### WORKING DATA

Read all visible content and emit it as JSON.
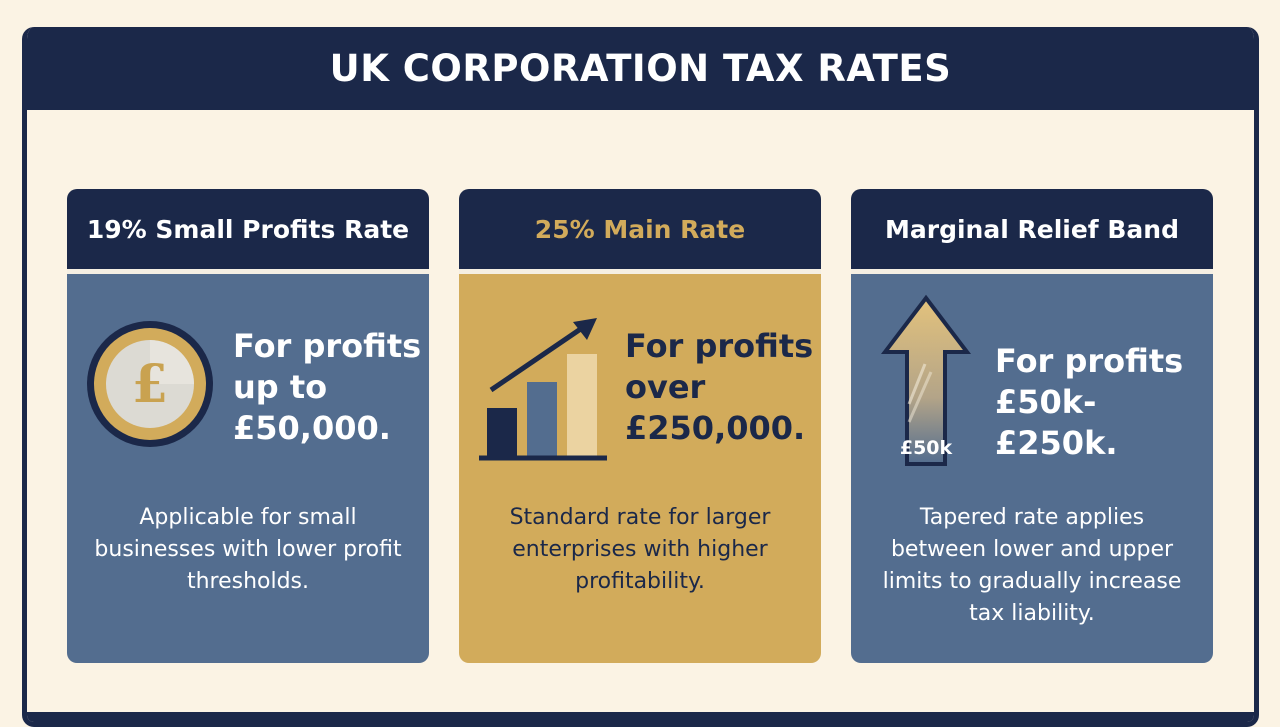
{
  "title": "UK CORPORATION TAX RATES",
  "cards": [
    {
      "heading": "19% Small Profits Rate",
      "headline_lines": [
        "For profits",
        "up to",
        "£50,000."
      ],
      "description": "Applicable for small businesses with lower profit thresholds.",
      "icon": "pound-coin-icon",
      "icon_glyph": "£"
    },
    {
      "heading": "25% Main Rate",
      "headline_lines": [
        "For profits",
        "over",
        "£250,000."
      ],
      "description": "Standard rate for larger enterprises with higher profitability.",
      "icon": "bar-chart-growth-icon"
    },
    {
      "heading": "Marginal Relief Band",
      "headline_lines": [
        "For profits",
        "£50k-£250k."
      ],
      "description": "Tapered rate applies between lower and upper limits to gradually increase tax liability.",
      "icon": "up-arrow-icon",
      "icon_label": "£50k"
    }
  ],
  "colors": {
    "navy": "#1b2849",
    "slate_blue": "#536d8f",
    "gold": "#d2ab5b",
    "cream": "#fbf3e4"
  }
}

### WORK TO BE COMPLETED
Print out every entry above without changing a word, and leave out the pictures.

### WRITTEN SOLUTION
Read all visible content and emit it as JSON.
{
  "title": "UK CORPORATION TAX RATES",
  "cards": [
    {
      "heading": "19% Small Profits Rate",
      "headline_lines": [
        "For profits",
        "up to",
        "£50,000."
      ],
      "description": "Applicable for small businesses with lower profit thresholds.",
      "icon": "pound-coin-icon",
      "icon_glyph": "£"
    },
    {
      "heading": "25% Main Rate",
      "headline_lines": [
        "For profits",
        "over",
        "£250,000."
      ],
      "description": "Standard rate for larger enterprises with higher profitability.",
      "icon": "bar-chart-growth-icon"
    },
    {
      "heading": "Marginal Relief Band",
      "headline_lines": [
        "For profits",
        "£50k-£250k."
      ],
      "description": "Tapered rate applies between lower and upper limits to gradually increase tax liability.",
      "icon": "up-arrow-icon",
      "icon_label": "£50k"
    }
  ],
  "colors": {
    "navy": "#1b2849",
    "slate_blue": "#536d8f",
    "gold": "#d2ab5b",
    "cream": "#fbf3e4"
  }
}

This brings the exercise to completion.